**PROBLEM DETAILS:**
Search the material for the string "energía" and copy each line where it occurs.

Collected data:
--------------------
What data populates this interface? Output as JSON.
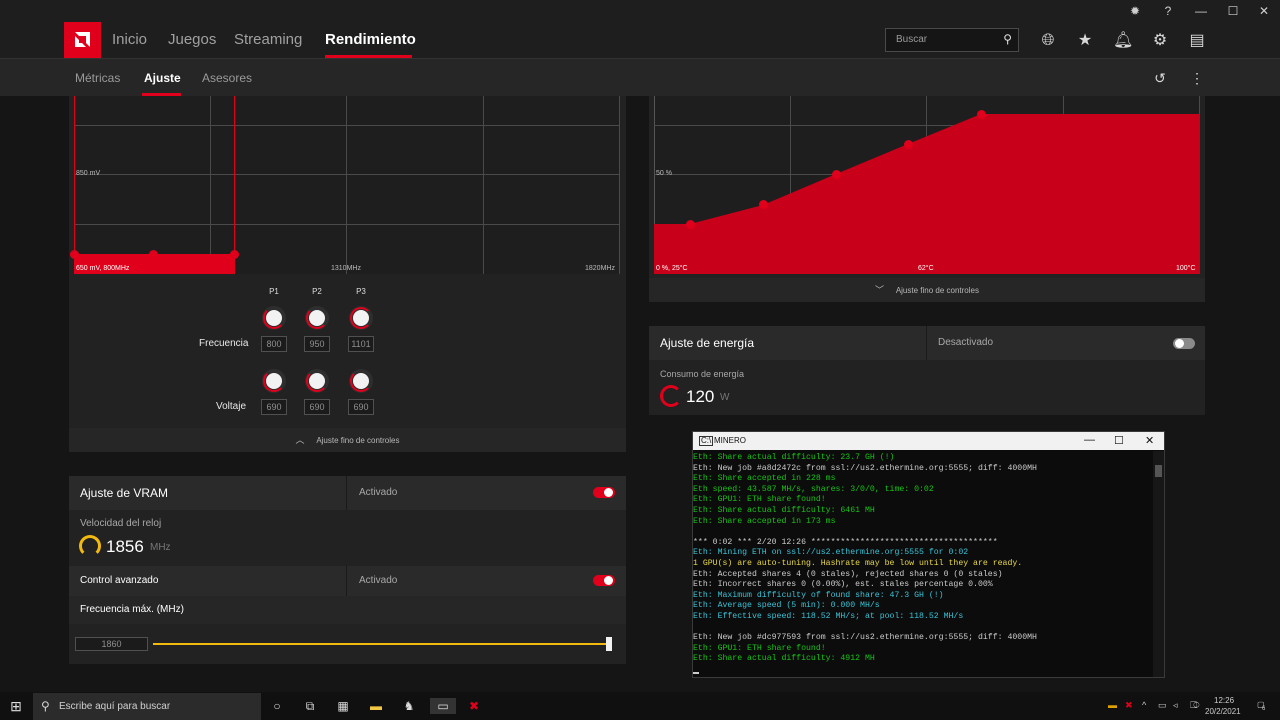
{
  "window_controls": {
    "bug_icon": "bug-icon",
    "help_icon": "help-icon",
    "minimize": "—",
    "maximize": "☐",
    "close": "✕"
  },
  "nav": {
    "tabs": [
      {
        "label": "Inicio"
      },
      {
        "label": "Juegos"
      },
      {
        "label": "Streaming"
      },
      {
        "label": "Rendimiento"
      }
    ],
    "active_tab": "Rendimiento",
    "search_placeholder": "Buscar",
    "accent_color": "#e0001b"
  },
  "subnav": {
    "tabs": [
      {
        "label": "Métricas"
      },
      {
        "label": "Ajuste"
      },
      {
        "label": "Asesores"
      }
    ],
    "active_tab": "Ajuste"
  },
  "gpu_tuning": {
    "voltage_label": "850 mV",
    "bottom_left_label": "650 mV, 800MHz",
    "x_mid_label": "1310MHz",
    "x_max_label": "1820MHz",
    "pstates": [
      "P1",
      "P2",
      "P3"
    ],
    "frequency_label": "Frecuencia",
    "frequency_values": [
      "800",
      "950",
      "1101"
    ],
    "voltage_row_label": "Voltaje",
    "voltage_values": [
      "690",
      "690",
      "690"
    ],
    "fine_tune_label": "Ajuste fino de controles"
  },
  "fan_tuning": {
    "y_mid_label": "50 %",
    "x_min_label": "0 %, 25°C",
    "x_mid_label": "62°C",
    "x_max_label": "100°C",
    "fine_tune_label": "Ajuste fino de controles"
  },
  "power_tuning": {
    "title": "Ajuste de energía",
    "state": "Desactivado",
    "enabled": false,
    "consumption_label": "Consumo de energía",
    "consumption_value": "120",
    "consumption_unit": "W"
  },
  "vram_tuning": {
    "title": "Ajuste de VRAM",
    "state": "Activado",
    "enabled": true,
    "clock_label": "Velocidad del reloj",
    "clock_value": "1856",
    "clock_unit": "MHz",
    "advanced_label": "Control avanzado",
    "advanced_state": "Activado",
    "advanced_enabled": true,
    "max_freq_label": "Frecuencia máx. (MHz)",
    "max_freq_value": "1860",
    "slider_fraction": 1.0
  },
  "terminal": {
    "title": "MINERO",
    "lines": [
      {
        "text": "Eth: Share actual difficulty: 23.7 GH (!)",
        "color": "#17c317"
      },
      {
        "text": "Eth: New job #a8d2472c from ssl://us2.ethermine.org:5555; diff: 4000MH",
        "color": "#cccccc"
      },
      {
        "text": "Eth: Share accepted in 228 ms",
        "color": "#17c317"
      },
      {
        "text": "Eth speed: 43.587 MH/s, shares: 3/0/0, time: 0:02",
        "color": "#17c317"
      },
      {
        "text": "Eth: GPU1: ETH share found!",
        "color": "#17c317"
      },
      {
        "text": "Eth: Share actual difficulty: 6461 MH",
        "color": "#17c317"
      },
      {
        "text": "Eth: Share accepted in 173 ms",
        "color": "#17c317"
      },
      {
        "text": "",
        "color": "#cccccc"
      },
      {
        "text": "*** 0:02 *** 2/20 12:26 **************************************",
        "color": "#cccccc"
      },
      {
        "text": "Eth: Mining ETH on ssl://us2.ethermine.org:5555 for 0:02",
        "color": "#3ac2d6"
      },
      {
        "text": "1 GPU(s) are auto-tuning. Hashrate may be low until they are ready.",
        "color": "#e8d84a"
      },
      {
        "text": "Eth: Accepted shares 4 (0 stales), rejected shares 0 (0 stales)",
        "color": "#cccccc"
      },
      {
        "text": "Eth: Incorrect shares 0 (0.00%), est. stales percentage 0.00%",
        "color": "#cccccc"
      },
      {
        "text": "Eth: Maximum difficulty of found share: 47.3 GH (!)",
        "color": "#3ac2d6"
      },
      {
        "text": "Eth: Average speed (5 min): 0.000 MH/s",
        "color": "#3ac2d6"
      },
      {
        "text": "Eth: Effective speed: 118.52 MH/s; at pool: 118.52 MH/s",
        "color": "#3ac2d6"
      },
      {
        "text": "",
        "color": "#cccccc"
      },
      {
        "text": "Eth: New job #dc977593 from ssl://us2.ethermine.org:5555; diff: 4000MH",
        "color": "#cccccc"
      },
      {
        "text": "Eth: GPU1: ETH share found!",
        "color": "#17c317"
      },
      {
        "text": "Eth: Share actual difficulty: 4912 MH",
        "color": "#17c317"
      }
    ]
  },
  "taskbar": {
    "search_placeholder": "Escribe aquí para buscar",
    "time": "12:26",
    "date": "20/2/2021",
    "notification_count": "6"
  }
}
--------------------
**RESULT FOR THIS TASK:**
    "title": "Ajuste de energía",
    "consumption_label": "Consumo de energía",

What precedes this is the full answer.